▸ **Your objective**
Below are the records; locate each line with the word "планирование" and copy it.

▸ **Data entries**
-*-*-

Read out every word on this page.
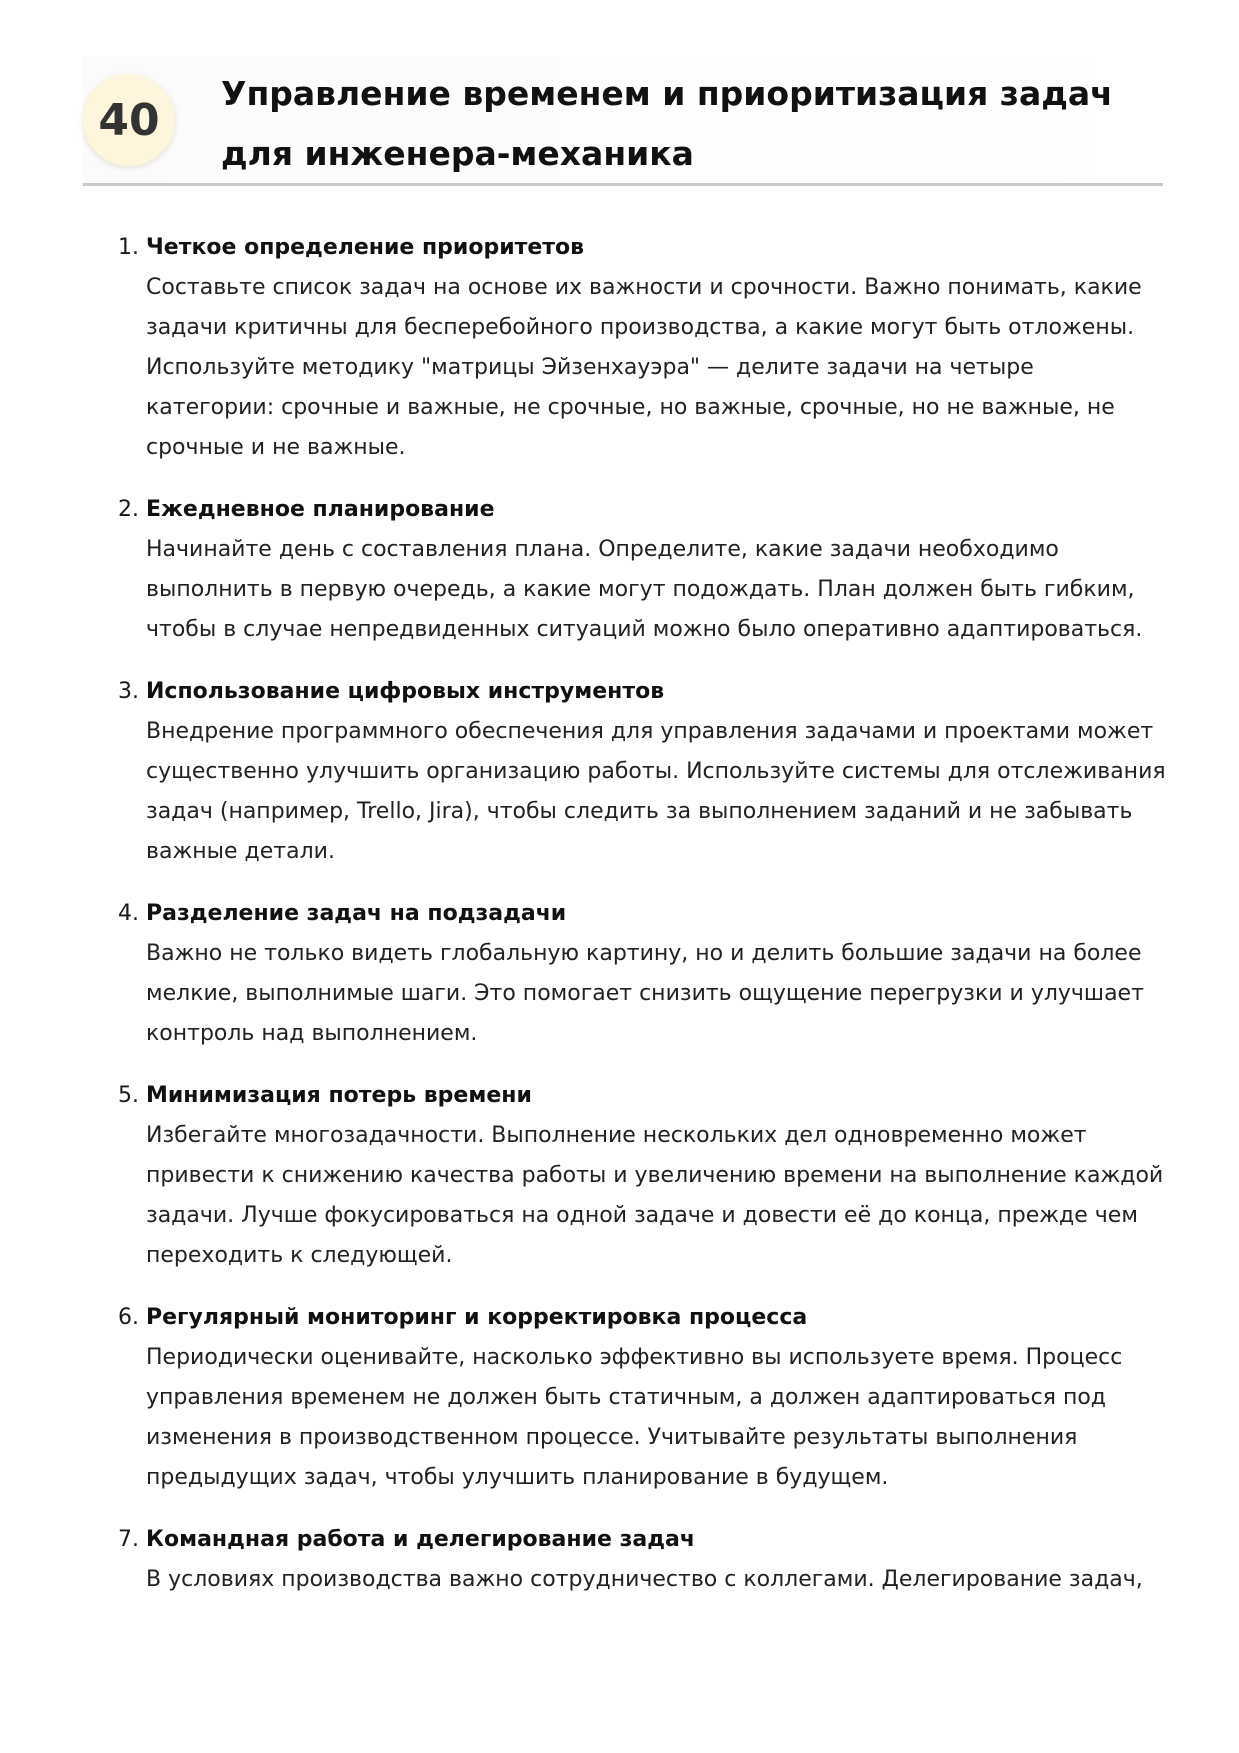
40
Управление временем и приоритизация задач для инженера-механика
1. Четкое определение приоритетов

Составьте список задач на основе их важности и срочности. Важно понимать, какие задачи критичны для бесперебойного производства, а какие могут быть отложены. Используйте методику "матрицы Эйзенхауэра" — делите задачи на четыре категории: срочные и важные, не срочные, но важные, срочные, но не важные, не срочные и не важные.

2. Ежедневное планирование

Начинайте день с составления плана. Определите, какие задачи необходимо выполнить в первую очередь, а какие могут подождать. План должен быть гибким, чтобы в случае непредвиденных ситуаций можно было оперативно адаптироваться.

3. Использование цифровых инструментов

Внедрение программного обеспечения для управления задачами и проектами может существенно улучшить организацию работы. Используйте системы для отслеживания задач (например, Trello, Jira), чтобы следить за выполнением заданий и не забывать важные детали.

4. Разделение задач на подзадачи

Важно не только видеть глобальную картину, но и делить большие задачи на более мелкие, выполнимые шаги. Это помогает снизить ощущение перегрузки и улучшает контроль над выполнением.

5. Минимизация потерь времени

Избегайте многозадачности. Выполнение нескольких дел одновременно может привести к снижению качества работы и увеличению времени на выполнение каждой задачи. Лучше фокусироваться на одной задаче и довести её до конца, прежде чем переходить к следующей.

6. Регулярный мониторинг и корректировка процесса

Периодически оценивайте, насколько эффективно вы используете время. Процесс управления временем не должен быть статичным, а должен адаптироваться под изменения в производственном процессе. Учитывайте результаты выполнения предыдущих задач, чтобы улучшить планирование в будущем.

7. Командная работа и делегирование задач

В условиях производства важно сотрудничество с коллегами. Делегирование задач,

-*-*-

▸ **Exercise result**
2. Ежедневное планирование
Периодически оценивайте, насколько эффективно вы используете время. Процесс управления временем не должен быть статичным, а должен адаптироваться под изменения в производственном процессе. Учитывайте результаты выполнения предыдущих задач, чтобы улучшить планирование в будущем.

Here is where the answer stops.